## TAREFA PROPOSTA A
Como fica em inglês a frase "Evandro afirma que a resolução de abandonar o futebol foi financeira.", do texto sobre Evandro?

É um tanto quanto raro, quando criança, optar por jogar mais recuado. Normalmente, a posição que chama a atenção é a de atacante, a mais próxima do gol, da idolatria da torcida, da consagração, da glória. Com Evandro, no começo, não foi diferente. Porém, ele foi se adaptando, indo mais para trás, sem deixar de lado, claro, a vontade de avançar.

“Quando eu era mais novo, queria ser atacante, jogar na frente, fazer gols. Aí, no Sesi ainda, comecei a jogar como meia-direita e tal. No Náutico, fiquei jogando de volante”, conta. Ele reforça que também faz o papel de meia. “Sei marcar e sei jogar, né? Não sou um cara que faz só faz uma função. Por isso me considero [polivalente]”.

- Qual tua principal característica dentro de campo?

- Bom passe, bom chute, virada de jogo, boa marcação, finalização, drible, arrancada... cabeceio também, impulsão.

Com essas características, passei a considerar um pouco menos a comparação física com Mauro Silva e levei mais em conta as semelhanças “boleiras” com Rithely, atual volante do Sport.

- E o que diziam de tu dentro do futebol? Diziam que tu tinha futuro, potencial?

- Muita gente dizia que eu ia chegar, eu também acreditava. Só que, tipo... sabe cabeça de menino novo como é que é, né? Às vezes pensava que já tava lá, que ia dar tudo certo sobre ser profissional, só que... é um passo de cada vez.

A decisão mais difícil

 

 

 

 

 

 

 

 

 

 

Evandro afirma que a resolução de abandonar o futebol foi financeira.

- Quando foi que você percebeu que não dava mais? Quando caiu a ficha de “não vou mais jogar futebol”? Teve algum problema, alguma lesão?

- Não, não, graças a Deus nunca tive nenhuma lesão quando jogava. Eu treinava direto, fazia musculação, problema com o joelho nunca tive. Mas... quando vi que não dava foi quando fui para o interior, para Vitória [do Santo Antão, na Zona da Mata pernambucana, a 55km do Recife]. Joguei a segunda divisão de juniores... tava novo ainda, tinha 17 anos. Dava tempo de jogar mais uns três anos ainda, já que o júnior é até os 20 anos. Só que... eu não quis mais. Não tava ganhando dinheiro, tinha que sobreviver, tinha que me sustentar, né?

- E como foi que tua família reagiu a essa decisão?

## DADOS REGISTRADOS
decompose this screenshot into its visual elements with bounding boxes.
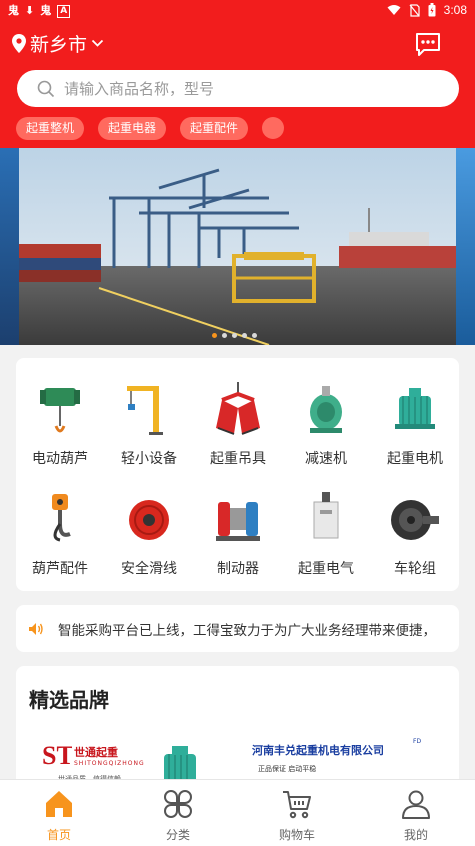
carousel-dot-active[interactable] (212, 333, 217, 338)
tag-more[interactable] (262, 117, 285, 139)
electrical-box-icon (313, 492, 339, 539)
category-lifting-tools[interactable]: 起重吊具 (194, 378, 282, 468)
tab-label: 首页 (46, 828, 71, 842)
app-header: 鬼 ⬇ 鬼 A 3:08 新乡市 请输入商品名称，型号 起重整机 起重电器 起重… (0, 0, 475, 148)
banner-image-port-cranes (19, 148, 456, 345)
banner-prev-slide (0, 148, 19, 345)
search-icon (37, 80, 55, 97)
announcement-bar[interactable]: 智能采购平台已上线，工得宝致力于为广大业务经理带来便捷， (16, 605, 459, 652)
reducer-icon (310, 386, 342, 433)
motor-icon (395, 388, 435, 429)
tab-label: 分类 (165, 828, 190, 842)
banner-carousel[interactable] (0, 148, 475, 345)
jib-crane-icon (127, 386, 163, 435)
brand-slogan: 正品保证 启动平稳 (258, 765, 317, 773)
section-title: 精选品牌 (29, 688, 109, 712)
location-label: 新乡市 (30, 34, 88, 56)
brake-icon (216, 502, 260, 541)
category-brake[interactable]: 制动器 (194, 488, 282, 578)
hook-icon (52, 494, 71, 542)
brand-logo-st: ST (42, 741, 72, 770)
chevron-down-icon (91, 39, 104, 47)
brand-name: 河南丰兑起重机电有限公司 (252, 744, 384, 757)
banner-next-slide (456, 148, 475, 345)
battery-icon (428, 3, 436, 17)
category-label: 葫芦配件 (32, 561, 88, 577)
category-crane-electrical[interactable]: 起重电气 (282, 488, 370, 578)
category-safety-slide-line[interactable]: 安全滑线 (105, 488, 193, 578)
category-hoist-parts[interactable]: 葫芦配件 (16, 488, 104, 578)
message-icon[interactable] (415, 31, 441, 57)
category-wheel-set[interactable]: 车轮组 (371, 488, 459, 578)
tab-label: 我的 (403, 828, 428, 842)
carousel-dot[interactable] (242, 333, 247, 338)
search-placeholder: 请输入商品名称，型号 (64, 80, 215, 98)
status-notification-icon: 鬼 (40, 4, 52, 17)
home-icon (46, 791, 72, 817)
user-icon (402, 790, 430, 819)
brand-name: 世通起重 (74, 746, 118, 759)
tag-crane-electric[interactable]: 起重电器 (98, 117, 167, 140)
cart-icon (283, 791, 311, 819)
category-label: 起重吊具 (210, 451, 266, 467)
category-grid: 电动葫芦 轻小设备 起重吊具 减速机 起重电机 葫芦配件 安全滑线 制动器 起重… (16, 358, 459, 591)
tag-crane-machine[interactable]: 起重整机 (16, 117, 85, 140)
clock: 3:08 (443, 3, 467, 17)
download-icon: ⬇ (25, 4, 35, 17)
quick-tags: 起重整机 起重电器 起重配件 (16, 117, 285, 140)
category-label: 安全滑线 (121, 561, 177, 577)
carousel-indicators (212, 333, 257, 338)
category-label: 减速机 (305, 451, 347, 467)
status-bar: 鬼 ⬇ 鬼 A 3:08 (0, 0, 475, 22)
tab-home[interactable]: 首页 (0, 780, 118, 846)
category-label: 制动器 (217, 561, 259, 577)
carousel-dot[interactable] (222, 333, 227, 338)
category-label: 轻小设备 (121, 451, 177, 467)
announcement-text: 智能采购平台已上线，工得宝致力于为广大业务经理带来便捷， (58, 622, 436, 639)
brand-trademark: FD (413, 738, 422, 745)
text-icon: A (57, 4, 71, 18)
tab-cart[interactable]: 购物车 (238, 780, 356, 846)
tab-profile[interactable]: 我的 (357, 780, 475, 846)
grab-bucket-icon (216, 382, 260, 435)
category-label: 电动葫芦 (32, 451, 88, 467)
category-reducer[interactable]: 减速机 (282, 378, 370, 468)
category-icon (164, 790, 192, 818)
location-selector[interactable]: 新乡市 (12, 30, 104, 57)
category-crane-motor[interactable]: 起重电机 (371, 378, 459, 468)
carousel-dot[interactable] (232, 333, 237, 338)
tab-label: 购物车 (278, 828, 315, 842)
tab-category[interactable]: 分类 (119, 780, 237, 846)
status-notification-icon: 鬼 (8, 4, 19, 17)
electric-hoist-icon (40, 388, 80, 433)
brand-logo-text: ST (42, 741, 72, 770)
carousel-dot[interactable] (252, 333, 257, 338)
bottom-tab-bar: 首页 分类 购物车 我的 (0, 779, 475, 846)
brand-subtitle: SHITONGQIZHONG (74, 760, 145, 767)
category-electric-hoist[interactable]: 电动葫芦 (16, 378, 104, 468)
no-sim-icon (409, 3, 420, 17)
speaker-icon (29, 622, 43, 635)
location-pin-icon (12, 34, 26, 53)
wifi-icon (387, 5, 401, 15)
tag-crane-parts[interactable]: 起重配件 (180, 117, 249, 140)
category-label: 车轮组 (394, 561, 436, 577)
category-label: 起重电机 (387, 451, 443, 467)
wheel-icon (391, 500, 439, 540)
category-light-equipment[interactable]: 轻小设备 (105, 378, 193, 468)
search-bar[interactable]: 请输入商品名称，型号 (17, 70, 459, 107)
category-label: 起重电气 (298, 561, 354, 577)
cable-reel-icon (129, 500, 169, 540)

## TAREFA PROPOSTA B
Pode repetir, sem nenhuma alteração, as linhas dos registros que vão da linha com "carousel-dot-active[interactable] (212, 333, 217, 338)" até a linha com "app-header: 鬼 ⬇", incluindo ambas?

## RESULTADO DA TAREFA A
Evandro states that the decision to give up soccer was financial.

## RESULTADO DA TAREFA B
carousel-dot-active[interactable] (212, 333, 217, 338)
tag-more[interactable] (262, 117, 285, 139)
electrical-box-icon (313, 492, 339, 539)
category-lifting-tools[interactable]: 起重吊具 (194, 378, 282, 468)
tab-label: 首页 (46, 828, 71, 842)
app-header: 鬼 ⬇ 鬼 A 3:08 新乡市 请输入商品名称，型号 起重整机 起重电器 起重… (0, 0, 475, 148)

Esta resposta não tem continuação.